Dataset items
####

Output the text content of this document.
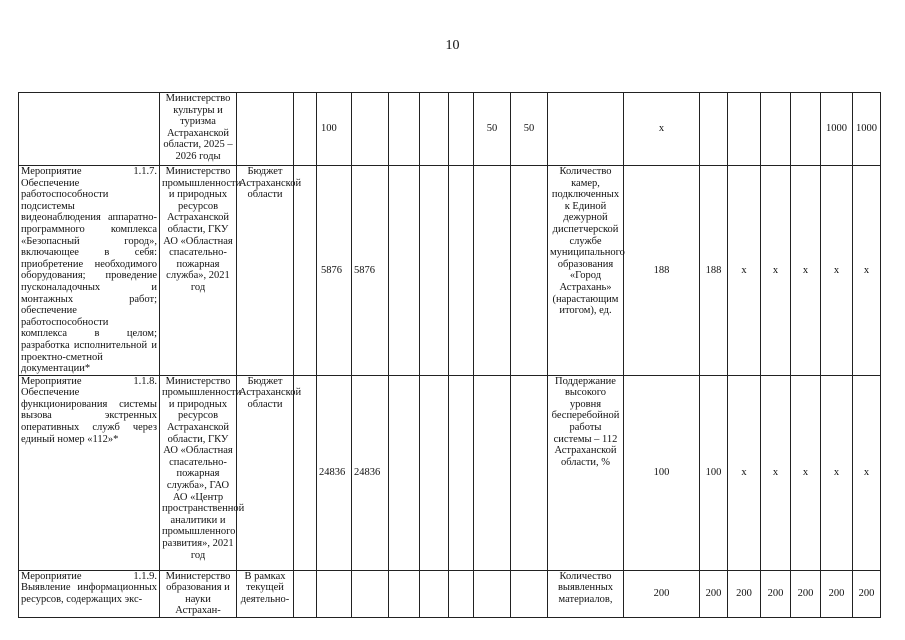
10
	Министерство культуры и туризма Астраханской области, 2025 – 2026 годы			100					50	50		х					1000	1000
Мероприятие 1.1.7. Обеспечение работоспособности подсистемы видеонаблюдения аппаратно-программного комплекса «Безопасный город», включающее в себя: приобретение необходимого оборудования; проведение пусконаладочных и монтажных работ; обеспечение работоспособности комплекса в целом; разработка исполнительной и проектно-сметной документации*	Министерство промышленности и природных ресурсов Астраханской области, ГКУ АО «Областная спасательно-пожарная служба», 2021 год	Бюджет Астраханской области		5876	5876						Количество камер, подключенных к Единой дежурной диспетчерской службе муниципального образования «Город Астрахань» (нарастающим итогом), ед.	188	188	х	х	х	х	х
Мероприятие 1.1.8. Обеспечение функционирования системы вызова экстренных оперативных служб через единый номер «112»*	Министерство промышленности и природных ресурсов Астраханской области, ГКУ АО «Областная спасательно-пожарная служба», ГАО АО «Центр пространственной аналитики и промышленного развития», 2021 год	Бюджет Астраханской области		24836	24836						Поддержание высокого уровня бесперебойной работы системы – 112 Астраханской области, %	100	100	х	х	х	х	х
Мероприятие 1.1.9. Выявление информационных ресурсов, содержащих экс-	Министерство образования и науки Астрахан-	В рамках текущей деятельно-									Количество выявленных материалов,	200	200	200	200	200	200	200
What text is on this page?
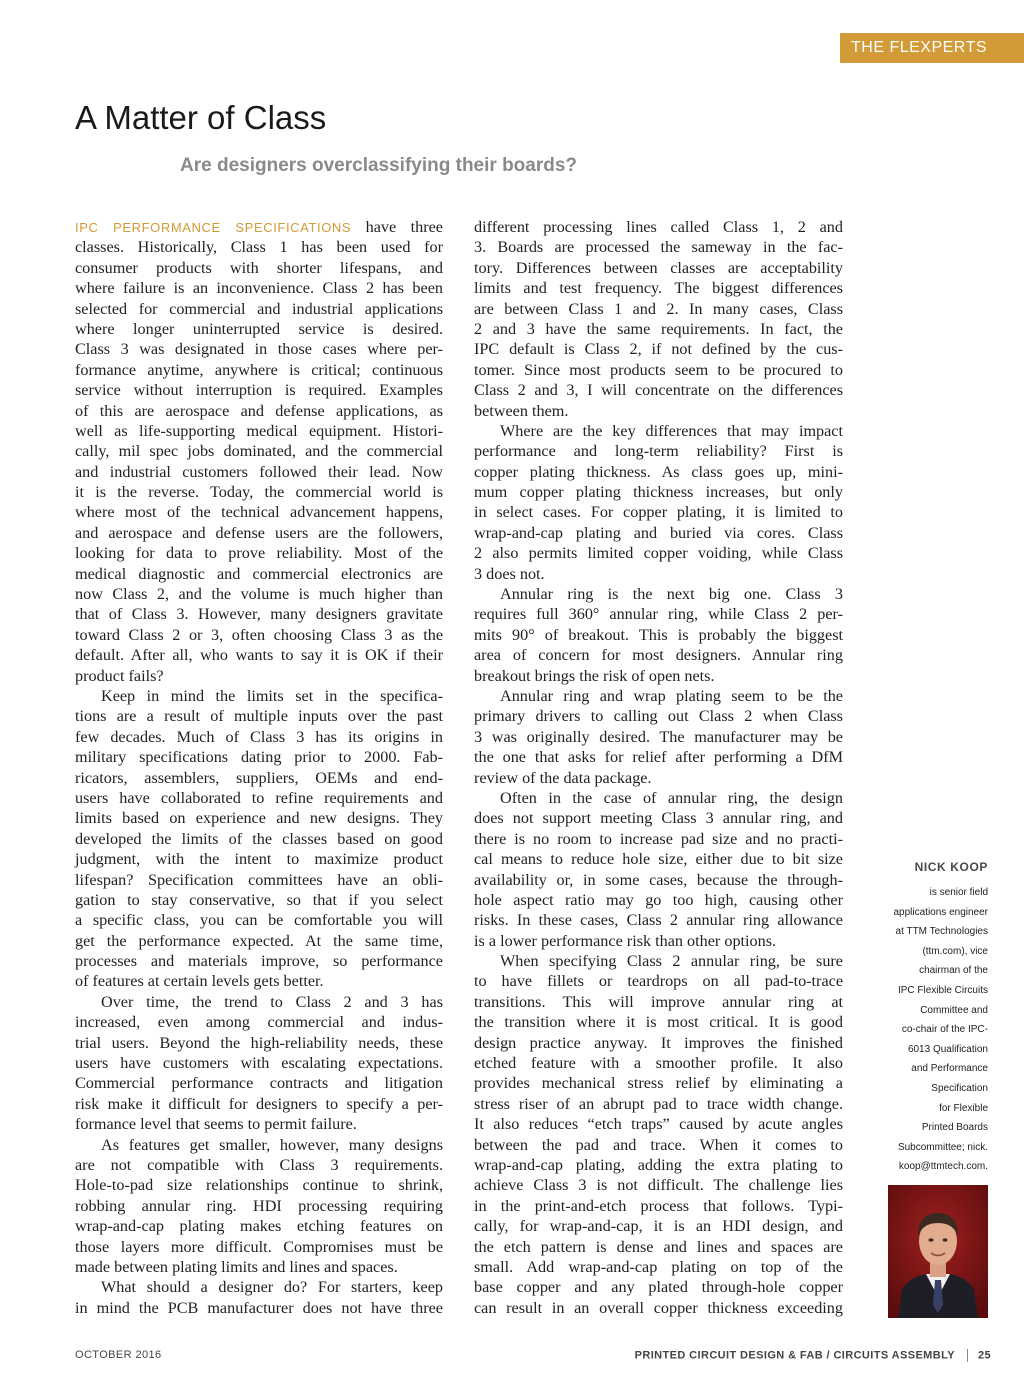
THE FLEXPERTS
A Matter of Class
Are designers overclassifying their boards?
IPC PERFORMANCE SPECIFICATIONS have three
classes. Historically, Class 1 has been used for
consumer products with shorter lifespans, and
where failure is an inconvenience. Class 2 has been
selected for commercial and industrial applications
where longer uninterrupted service is desired.
Class 3 was designated in those cases where per-
formance anytime, anywhere is critical; continuous
service without interruption is required. Examples
of this are aerospace and defense applications, as
well as life-supporting medical equipment. Histori-
cally, mil spec jobs dominated, and the commercial
and industrial customers followed their lead. Now
it is the reverse. Today, the commercial world is
where most of the technical advancement happens,
and aerospace and defense users are the followers,
looking for data to prove reliability. Most of the
medical diagnostic and commercial electronics are
now Class 2, and the volume is much higher than
that of Class 3. However, many designers gravitate
toward Class 2 or 3, often choosing Class 3 as the
default. After all, who wants to say it is OK if their
product fails?
Keep in mind the limits set in the specifica-
tions are a result of multiple inputs over the past
few decades. Much of Class 3 has its origins in
military specifications dating prior to 2000. Fab-
ricators, assemblers, suppliers, OEMs and end-
users have collaborated to refine requirements and
limits based on experience and new designs. They
developed the limits of the classes based on good
judgment, with the intent to maximize product
lifespan? Specification committees have an obli-
gation to stay conservative, so that if you select
a specific class, you can be comfortable you will
get the performance expected. At the same time,
processes and materials improve, so performance
of features at certain levels gets better.
Over time, the trend to Class 2 and 3 has
increased, even among commercial and indus-
trial users. Beyond the high-reliability needs, these
users have customers with escalating expectations.
Commercial performance contracts and litigation
risk make it difficult for designers to specify a per-
formance level that seems to permit failure.
As features get smaller, however, many designs
are not compatible with Class 3 requirements.
Hole-to-pad size relationships continue to shrink,
robbing annular ring. HDI processing requiring
wrap-and-cap plating makes etching features on
those layers more difficult. Compromises must be
made between plating limits and lines and spaces.
What should a designer do? For starters, keep
in mind the PCB manufacturer does not have three
different processing lines called Class 1, 2 and
3. Boards are processed the sameway in the fac-
tory. Differences between classes are acceptability
limits and test frequency. The biggest differences
are between Class 1 and 2. In many cases, Class
2 and 3 have the same requirements. In fact, the
IPC default is Class 2, if not defined by the cus-
tomer. Since most products seem to be procured to
Class 2 and 3, I will concentrate on the differences
between them.
Where are the key differences that may impact
performance and long-term reliability? First is
copper plating thickness. As class goes up, mini-
mum copper plating thickness increases, but only
in select cases. For copper plating, it is limited to
wrap-and-cap plating and buried via cores. Class
2 also permits limited copper voiding, while Class
3 does not.
Annular ring is the next big one. Class 3
requires full 360° annular ring, while Class 2 per-
mits 90° of breakout. This is probably the biggest
area of concern for most designers. Annular ring
breakout brings the risk of open nets.
Annular ring and wrap plating seem to be the
primary drivers to calling out Class 2 when Class
3 was originally desired. The manufacturer may be
the one that asks for relief after performing a DfM
review of the data package.
Often in the case of annular ring, the design
does not support meeting Class 3 annular ring, and
there is no room to increase pad size and no practi-
cal means to reduce hole size, either due to bit size
availability or, in some cases, because the through-
hole aspect ratio may go too high, causing other
risks. In these cases, Class 2 annular ring allowance
is a lower performance risk than other options.
When specifying Class 2 annular ring, be sure
to have fillets or teardrops on all pad-to-trace
transitions. This will improve annular ring at
the transition where it is most critical. It is good
design practice anyway. It improves the finished
etched feature with a smoother profile. It also
provides mechanical stress relief by eliminating a
stress riser of an abrupt pad to trace width change.
It also reduces “etch traps” caused by acute angles
between the pad and trace. When it comes to
wrap-and-cap plating, adding the extra plating to
achieve Class 3 is not difficult. The challenge lies
in the print-and-etch process that follows. Typi-
cally, for wrap-and-cap, it is an HDI design, and
the etch pattern is dense and lines and spaces are
small. Add wrap-and-cap plating on top of the
base copper and any plated through-hole copper
can result in an overall copper thickness exceeding
NICK KOOP
is senior field
applications engineer
at TTM Technologies
(ttm.com), vice
chairman of the
IPC Flexible Circuits
Committee and
co-chair of the IPC-
6013 Qualification
and Performance
Specification
for Flexible
Printed Boards
Subcommittee; nick.
koop@ttmtech.com.
OCTOBER 2016	PRINTED CIRCUIT DESIGN & FAB / CIRCUITS ASSEMBLY 25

####

* Problem requirements *
Gather from the records above every line containing the string "Областная".

* Response to the exercise *
Мероприятие 1.1.7. Обеспечение работоспособности подсистемы видеонаблюдения аппаратно-программного комплекса «Безопасный город», включающее в себя: приобретение необходимого оборудования; проведение пусконаладочных и монтажных работ; обеспечение работоспособности комплекса в целом; разработка исполнительной и проектно-сметной документации*	Министерство промышленности и природных ресурсов Астраханской области, ГКУ АО «Областная спасательно-пожарная служба», 2021 год	Бюджет Астраханской области		5876	5876						Количество камер, подключенных к Единой дежурной диспетчерской службе муниципального образования «Город Астрахань» (нарастающим итогом), ед.	188	188	х	х	х	х	х
Мероприятие 1.1.8. Обеспечение функционирования системы вызова экстренных оперативных служб через единый номер «112»*	Министерство промышленности и природных ресурсов Астраханской области, ГКУ АО «Областная спасательно-пожарная служба», ГАО АО «Центр пространственной аналитики и промышленного развития», 2021 год	Бюджет Астраханской области		24836	24836						Поддержание высокого уровня бесперебойной работы системы – 112 Астраханской области, %	100	100	х	х	х	х	х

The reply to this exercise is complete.